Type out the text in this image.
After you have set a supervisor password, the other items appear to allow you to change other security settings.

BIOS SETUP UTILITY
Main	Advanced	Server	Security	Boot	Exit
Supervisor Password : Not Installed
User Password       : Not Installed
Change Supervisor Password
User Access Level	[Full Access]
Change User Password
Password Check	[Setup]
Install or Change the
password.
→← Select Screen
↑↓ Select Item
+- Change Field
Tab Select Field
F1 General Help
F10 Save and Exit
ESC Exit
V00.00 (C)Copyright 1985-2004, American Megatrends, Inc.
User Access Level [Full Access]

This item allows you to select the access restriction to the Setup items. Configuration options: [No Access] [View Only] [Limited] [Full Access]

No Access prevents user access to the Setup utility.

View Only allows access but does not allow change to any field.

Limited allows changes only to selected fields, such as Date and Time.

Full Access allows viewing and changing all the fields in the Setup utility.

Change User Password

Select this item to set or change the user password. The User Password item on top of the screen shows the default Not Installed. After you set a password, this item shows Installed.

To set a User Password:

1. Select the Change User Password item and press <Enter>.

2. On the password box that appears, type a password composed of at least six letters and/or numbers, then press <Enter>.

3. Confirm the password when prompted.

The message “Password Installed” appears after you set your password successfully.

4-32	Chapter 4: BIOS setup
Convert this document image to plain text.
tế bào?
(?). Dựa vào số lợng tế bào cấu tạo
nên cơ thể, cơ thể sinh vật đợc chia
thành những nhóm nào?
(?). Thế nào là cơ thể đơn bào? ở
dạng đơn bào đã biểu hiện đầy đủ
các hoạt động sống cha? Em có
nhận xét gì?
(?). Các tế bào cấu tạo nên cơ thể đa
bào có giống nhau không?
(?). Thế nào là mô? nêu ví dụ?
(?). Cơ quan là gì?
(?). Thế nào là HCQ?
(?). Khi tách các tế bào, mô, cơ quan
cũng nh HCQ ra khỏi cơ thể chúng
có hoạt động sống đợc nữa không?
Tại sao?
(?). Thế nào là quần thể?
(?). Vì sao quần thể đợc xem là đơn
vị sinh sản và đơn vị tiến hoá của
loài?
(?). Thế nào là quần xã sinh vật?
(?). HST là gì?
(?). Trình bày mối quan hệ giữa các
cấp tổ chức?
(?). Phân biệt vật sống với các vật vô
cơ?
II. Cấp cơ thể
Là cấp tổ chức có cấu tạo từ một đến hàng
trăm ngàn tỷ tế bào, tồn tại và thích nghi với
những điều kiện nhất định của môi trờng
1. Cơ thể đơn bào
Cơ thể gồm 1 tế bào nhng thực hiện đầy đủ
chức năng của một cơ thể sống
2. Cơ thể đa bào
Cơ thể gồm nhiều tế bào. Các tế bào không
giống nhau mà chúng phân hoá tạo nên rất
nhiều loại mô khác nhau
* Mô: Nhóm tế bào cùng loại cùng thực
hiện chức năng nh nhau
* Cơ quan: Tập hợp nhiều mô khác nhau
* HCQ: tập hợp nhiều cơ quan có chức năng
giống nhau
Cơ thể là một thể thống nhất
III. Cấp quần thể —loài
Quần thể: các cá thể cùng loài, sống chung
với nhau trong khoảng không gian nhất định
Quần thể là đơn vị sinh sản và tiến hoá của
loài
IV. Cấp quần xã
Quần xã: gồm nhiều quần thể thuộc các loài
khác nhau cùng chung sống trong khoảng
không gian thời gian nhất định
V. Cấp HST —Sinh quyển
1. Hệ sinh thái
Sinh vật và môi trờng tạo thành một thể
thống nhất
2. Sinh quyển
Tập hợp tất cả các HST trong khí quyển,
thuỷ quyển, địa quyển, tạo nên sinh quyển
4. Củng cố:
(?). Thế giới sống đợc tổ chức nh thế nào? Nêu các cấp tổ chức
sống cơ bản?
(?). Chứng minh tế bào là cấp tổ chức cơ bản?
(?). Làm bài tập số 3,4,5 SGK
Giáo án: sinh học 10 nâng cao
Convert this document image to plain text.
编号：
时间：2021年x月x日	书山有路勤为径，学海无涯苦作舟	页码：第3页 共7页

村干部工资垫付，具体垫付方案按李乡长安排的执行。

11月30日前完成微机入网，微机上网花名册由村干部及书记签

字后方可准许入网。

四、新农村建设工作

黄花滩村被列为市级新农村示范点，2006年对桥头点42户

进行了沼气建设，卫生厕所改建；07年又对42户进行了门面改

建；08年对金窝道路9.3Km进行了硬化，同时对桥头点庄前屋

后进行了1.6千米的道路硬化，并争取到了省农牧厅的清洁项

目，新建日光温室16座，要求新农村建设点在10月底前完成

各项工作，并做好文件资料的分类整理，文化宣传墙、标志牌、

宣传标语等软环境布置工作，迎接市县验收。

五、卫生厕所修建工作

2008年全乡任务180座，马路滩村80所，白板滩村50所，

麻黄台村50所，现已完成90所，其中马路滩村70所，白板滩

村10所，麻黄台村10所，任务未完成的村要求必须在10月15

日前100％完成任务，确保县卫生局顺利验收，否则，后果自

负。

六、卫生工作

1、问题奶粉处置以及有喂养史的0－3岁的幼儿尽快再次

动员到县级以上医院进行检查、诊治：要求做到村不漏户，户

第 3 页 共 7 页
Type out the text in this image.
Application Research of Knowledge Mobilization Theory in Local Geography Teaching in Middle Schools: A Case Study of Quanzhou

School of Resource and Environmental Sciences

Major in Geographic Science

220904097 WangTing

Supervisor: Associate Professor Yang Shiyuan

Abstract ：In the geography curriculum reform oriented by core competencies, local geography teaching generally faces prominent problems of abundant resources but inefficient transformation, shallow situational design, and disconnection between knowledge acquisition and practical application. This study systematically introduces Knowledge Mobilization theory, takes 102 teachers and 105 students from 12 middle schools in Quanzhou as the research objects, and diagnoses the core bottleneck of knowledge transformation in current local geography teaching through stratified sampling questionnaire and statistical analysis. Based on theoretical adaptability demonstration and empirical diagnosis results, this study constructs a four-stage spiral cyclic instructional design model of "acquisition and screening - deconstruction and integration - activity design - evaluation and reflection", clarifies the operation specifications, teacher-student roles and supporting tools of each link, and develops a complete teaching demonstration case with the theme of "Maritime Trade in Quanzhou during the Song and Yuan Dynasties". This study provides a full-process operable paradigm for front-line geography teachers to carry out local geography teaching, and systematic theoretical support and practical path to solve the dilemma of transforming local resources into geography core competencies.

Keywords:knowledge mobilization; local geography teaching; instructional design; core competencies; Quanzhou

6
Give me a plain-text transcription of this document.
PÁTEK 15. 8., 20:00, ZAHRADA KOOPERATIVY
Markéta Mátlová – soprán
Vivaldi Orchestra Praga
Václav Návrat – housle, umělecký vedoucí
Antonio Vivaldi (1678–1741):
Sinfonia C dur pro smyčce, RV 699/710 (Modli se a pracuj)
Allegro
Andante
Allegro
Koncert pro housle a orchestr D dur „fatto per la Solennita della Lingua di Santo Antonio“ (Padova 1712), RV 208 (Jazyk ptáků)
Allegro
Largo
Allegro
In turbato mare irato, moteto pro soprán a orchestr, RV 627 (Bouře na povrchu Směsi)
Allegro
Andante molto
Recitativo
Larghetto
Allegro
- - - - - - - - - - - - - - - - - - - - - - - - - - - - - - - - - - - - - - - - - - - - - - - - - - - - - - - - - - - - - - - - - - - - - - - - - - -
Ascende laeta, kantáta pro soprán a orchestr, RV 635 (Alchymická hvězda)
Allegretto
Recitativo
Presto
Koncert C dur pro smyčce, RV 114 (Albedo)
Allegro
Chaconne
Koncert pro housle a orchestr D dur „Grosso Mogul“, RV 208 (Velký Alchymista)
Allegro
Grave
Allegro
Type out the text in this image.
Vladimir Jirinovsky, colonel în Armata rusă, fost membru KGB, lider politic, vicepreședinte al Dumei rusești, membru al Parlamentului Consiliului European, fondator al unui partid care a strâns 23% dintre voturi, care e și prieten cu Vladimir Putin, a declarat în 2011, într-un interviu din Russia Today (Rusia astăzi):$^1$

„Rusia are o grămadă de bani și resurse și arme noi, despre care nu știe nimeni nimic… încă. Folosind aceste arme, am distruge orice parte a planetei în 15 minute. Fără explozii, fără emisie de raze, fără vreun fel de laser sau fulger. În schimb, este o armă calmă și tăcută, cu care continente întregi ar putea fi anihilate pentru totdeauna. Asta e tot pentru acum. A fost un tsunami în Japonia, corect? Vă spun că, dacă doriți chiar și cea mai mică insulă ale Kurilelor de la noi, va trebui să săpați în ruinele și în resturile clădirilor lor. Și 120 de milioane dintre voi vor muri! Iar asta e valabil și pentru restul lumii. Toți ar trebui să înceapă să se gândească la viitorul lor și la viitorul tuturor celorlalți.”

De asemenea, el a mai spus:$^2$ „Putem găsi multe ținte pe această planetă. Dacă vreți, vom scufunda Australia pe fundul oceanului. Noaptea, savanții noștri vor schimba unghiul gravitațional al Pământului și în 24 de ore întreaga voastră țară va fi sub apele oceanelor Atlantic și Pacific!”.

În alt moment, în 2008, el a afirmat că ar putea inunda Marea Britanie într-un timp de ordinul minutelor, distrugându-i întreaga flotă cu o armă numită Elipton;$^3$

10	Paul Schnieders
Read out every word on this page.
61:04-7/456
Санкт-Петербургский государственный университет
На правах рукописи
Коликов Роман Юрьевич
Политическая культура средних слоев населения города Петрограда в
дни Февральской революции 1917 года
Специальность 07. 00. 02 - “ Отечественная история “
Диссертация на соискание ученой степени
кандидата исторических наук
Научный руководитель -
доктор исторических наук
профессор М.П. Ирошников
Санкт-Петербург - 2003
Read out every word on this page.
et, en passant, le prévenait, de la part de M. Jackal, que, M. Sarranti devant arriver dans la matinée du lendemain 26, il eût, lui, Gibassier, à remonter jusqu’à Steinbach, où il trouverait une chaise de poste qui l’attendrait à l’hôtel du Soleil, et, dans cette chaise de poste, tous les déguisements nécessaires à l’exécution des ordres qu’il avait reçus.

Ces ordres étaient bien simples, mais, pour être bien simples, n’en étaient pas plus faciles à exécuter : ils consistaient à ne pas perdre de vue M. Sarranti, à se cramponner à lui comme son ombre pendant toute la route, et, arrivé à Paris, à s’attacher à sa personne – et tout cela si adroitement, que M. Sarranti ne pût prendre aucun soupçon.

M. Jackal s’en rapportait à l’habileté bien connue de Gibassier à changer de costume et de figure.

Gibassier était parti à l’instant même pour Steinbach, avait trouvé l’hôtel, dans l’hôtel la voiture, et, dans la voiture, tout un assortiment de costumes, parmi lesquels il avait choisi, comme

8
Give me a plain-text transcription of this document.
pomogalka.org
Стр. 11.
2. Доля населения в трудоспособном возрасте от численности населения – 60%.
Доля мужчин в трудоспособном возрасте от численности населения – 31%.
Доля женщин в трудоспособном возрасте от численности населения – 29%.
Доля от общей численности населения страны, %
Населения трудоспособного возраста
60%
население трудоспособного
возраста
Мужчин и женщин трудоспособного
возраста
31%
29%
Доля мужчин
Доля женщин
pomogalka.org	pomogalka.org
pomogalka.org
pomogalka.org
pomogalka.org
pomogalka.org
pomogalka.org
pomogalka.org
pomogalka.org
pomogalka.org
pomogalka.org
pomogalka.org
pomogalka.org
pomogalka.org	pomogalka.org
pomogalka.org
:::
PROBLEM STATEMENT -
How many lines in these entries hold the string "bien"? Answer with the number alone.

REPLY TO THE EXERCISE -
2